TASK TO COMPLETE:
Take each line that has the word "reward" and return it.

Data listing:
★ ★ ★

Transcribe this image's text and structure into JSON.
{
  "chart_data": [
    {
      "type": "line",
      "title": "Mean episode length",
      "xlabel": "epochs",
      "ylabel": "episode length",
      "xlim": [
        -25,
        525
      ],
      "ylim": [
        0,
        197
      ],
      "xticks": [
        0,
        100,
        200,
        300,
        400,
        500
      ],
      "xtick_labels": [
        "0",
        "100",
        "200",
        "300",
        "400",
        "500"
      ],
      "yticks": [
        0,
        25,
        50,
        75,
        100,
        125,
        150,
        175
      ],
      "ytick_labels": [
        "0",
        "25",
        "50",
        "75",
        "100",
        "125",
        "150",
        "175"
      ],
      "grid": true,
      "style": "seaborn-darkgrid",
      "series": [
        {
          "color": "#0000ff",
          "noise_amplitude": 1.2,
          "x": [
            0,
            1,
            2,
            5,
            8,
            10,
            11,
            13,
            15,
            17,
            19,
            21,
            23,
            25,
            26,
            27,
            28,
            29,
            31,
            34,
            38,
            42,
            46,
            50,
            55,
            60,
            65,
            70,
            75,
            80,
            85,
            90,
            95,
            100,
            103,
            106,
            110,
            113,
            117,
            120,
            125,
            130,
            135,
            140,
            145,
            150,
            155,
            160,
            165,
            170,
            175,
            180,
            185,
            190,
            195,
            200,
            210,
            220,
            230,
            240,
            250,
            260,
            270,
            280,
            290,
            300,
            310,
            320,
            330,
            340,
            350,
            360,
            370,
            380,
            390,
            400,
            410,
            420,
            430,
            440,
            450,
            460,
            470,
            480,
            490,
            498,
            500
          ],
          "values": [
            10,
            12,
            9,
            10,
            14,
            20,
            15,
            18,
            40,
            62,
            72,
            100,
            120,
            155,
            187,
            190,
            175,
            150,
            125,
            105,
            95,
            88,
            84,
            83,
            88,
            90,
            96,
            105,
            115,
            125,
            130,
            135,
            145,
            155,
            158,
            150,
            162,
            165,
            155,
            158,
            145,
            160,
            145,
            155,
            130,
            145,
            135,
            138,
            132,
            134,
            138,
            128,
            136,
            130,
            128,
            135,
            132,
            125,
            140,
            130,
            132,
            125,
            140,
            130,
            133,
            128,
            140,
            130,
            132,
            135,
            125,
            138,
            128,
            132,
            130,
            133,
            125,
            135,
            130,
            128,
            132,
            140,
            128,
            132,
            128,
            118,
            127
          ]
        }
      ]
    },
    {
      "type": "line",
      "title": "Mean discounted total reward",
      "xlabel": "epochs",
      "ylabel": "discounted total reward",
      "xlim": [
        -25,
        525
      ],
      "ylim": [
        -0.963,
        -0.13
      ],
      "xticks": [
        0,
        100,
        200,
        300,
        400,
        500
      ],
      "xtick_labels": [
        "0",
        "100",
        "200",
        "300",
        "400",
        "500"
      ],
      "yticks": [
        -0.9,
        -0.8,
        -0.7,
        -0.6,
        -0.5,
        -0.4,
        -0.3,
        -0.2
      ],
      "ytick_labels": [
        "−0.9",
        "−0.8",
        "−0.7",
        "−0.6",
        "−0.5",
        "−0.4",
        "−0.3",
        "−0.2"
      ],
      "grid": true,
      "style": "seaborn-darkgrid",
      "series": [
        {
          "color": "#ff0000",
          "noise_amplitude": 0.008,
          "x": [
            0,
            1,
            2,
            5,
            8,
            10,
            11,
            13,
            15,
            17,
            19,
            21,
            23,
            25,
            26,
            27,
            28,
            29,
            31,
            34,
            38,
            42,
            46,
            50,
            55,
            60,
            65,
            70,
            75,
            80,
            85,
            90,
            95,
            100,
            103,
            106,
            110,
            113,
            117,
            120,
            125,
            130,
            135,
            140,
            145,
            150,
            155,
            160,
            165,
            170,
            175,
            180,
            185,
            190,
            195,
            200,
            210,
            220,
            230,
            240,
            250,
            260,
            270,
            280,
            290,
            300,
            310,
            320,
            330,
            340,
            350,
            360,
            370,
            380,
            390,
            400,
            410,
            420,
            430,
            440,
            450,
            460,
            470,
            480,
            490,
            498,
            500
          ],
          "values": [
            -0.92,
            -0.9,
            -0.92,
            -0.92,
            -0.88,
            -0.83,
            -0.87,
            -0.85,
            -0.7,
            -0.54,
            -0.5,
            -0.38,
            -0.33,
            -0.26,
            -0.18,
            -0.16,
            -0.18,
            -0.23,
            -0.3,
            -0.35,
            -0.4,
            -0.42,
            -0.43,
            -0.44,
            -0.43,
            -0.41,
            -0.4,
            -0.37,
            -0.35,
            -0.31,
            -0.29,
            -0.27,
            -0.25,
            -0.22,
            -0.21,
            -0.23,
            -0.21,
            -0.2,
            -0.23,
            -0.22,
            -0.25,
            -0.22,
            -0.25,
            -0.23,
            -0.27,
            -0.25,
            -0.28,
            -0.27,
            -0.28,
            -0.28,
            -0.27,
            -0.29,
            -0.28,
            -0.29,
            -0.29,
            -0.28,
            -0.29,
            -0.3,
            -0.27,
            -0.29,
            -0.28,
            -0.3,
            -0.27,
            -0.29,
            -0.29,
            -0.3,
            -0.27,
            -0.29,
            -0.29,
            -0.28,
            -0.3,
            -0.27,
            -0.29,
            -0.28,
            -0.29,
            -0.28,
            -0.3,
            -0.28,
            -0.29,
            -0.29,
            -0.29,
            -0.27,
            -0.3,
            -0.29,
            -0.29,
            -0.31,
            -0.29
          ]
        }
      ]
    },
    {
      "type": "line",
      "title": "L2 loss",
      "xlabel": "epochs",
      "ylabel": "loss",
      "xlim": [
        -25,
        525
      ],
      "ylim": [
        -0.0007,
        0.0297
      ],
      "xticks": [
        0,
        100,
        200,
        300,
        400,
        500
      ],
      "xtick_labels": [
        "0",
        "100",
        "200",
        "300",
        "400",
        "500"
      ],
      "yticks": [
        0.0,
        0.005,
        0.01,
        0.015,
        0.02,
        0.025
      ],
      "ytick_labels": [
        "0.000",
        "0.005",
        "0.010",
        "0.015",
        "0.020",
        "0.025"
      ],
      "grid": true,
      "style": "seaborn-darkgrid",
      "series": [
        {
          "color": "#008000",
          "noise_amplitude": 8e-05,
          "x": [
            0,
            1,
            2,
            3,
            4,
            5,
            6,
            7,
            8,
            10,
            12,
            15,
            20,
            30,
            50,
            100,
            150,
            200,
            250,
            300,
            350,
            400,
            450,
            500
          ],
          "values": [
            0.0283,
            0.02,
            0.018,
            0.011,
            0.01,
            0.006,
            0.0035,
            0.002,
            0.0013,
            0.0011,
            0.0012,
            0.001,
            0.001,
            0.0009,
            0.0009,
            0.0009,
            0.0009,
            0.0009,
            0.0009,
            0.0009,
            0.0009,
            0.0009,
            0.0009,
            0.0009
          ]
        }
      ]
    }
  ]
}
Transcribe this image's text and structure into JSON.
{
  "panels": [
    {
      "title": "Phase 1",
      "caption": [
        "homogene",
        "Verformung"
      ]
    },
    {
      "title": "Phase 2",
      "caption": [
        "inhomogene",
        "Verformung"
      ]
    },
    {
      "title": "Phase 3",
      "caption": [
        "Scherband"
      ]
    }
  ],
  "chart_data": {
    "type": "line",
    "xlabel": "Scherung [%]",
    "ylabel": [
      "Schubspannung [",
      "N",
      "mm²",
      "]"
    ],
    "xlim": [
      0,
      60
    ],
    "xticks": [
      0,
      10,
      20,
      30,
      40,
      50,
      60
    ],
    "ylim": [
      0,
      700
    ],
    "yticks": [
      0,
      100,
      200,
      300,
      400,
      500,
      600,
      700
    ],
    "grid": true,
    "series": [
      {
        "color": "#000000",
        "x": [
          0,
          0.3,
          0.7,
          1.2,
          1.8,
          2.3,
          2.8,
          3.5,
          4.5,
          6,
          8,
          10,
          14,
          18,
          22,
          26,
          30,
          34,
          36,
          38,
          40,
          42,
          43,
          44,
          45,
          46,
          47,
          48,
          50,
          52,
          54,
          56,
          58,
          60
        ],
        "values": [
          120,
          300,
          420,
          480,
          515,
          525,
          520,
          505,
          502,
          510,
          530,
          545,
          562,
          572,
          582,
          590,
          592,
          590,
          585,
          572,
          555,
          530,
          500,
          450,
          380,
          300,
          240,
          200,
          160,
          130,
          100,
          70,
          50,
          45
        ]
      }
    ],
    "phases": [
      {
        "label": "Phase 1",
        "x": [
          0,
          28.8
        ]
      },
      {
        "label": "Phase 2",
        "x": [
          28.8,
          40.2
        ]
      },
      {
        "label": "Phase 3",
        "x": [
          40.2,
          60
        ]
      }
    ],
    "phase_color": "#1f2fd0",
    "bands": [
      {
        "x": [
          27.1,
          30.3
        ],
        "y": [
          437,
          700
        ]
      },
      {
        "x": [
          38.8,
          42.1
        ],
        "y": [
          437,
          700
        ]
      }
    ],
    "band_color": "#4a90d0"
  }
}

★ ★ ★

TASK SOLUTION:
      "title": "Mean discounted total reward",
      "ylabel": "discounted total reward",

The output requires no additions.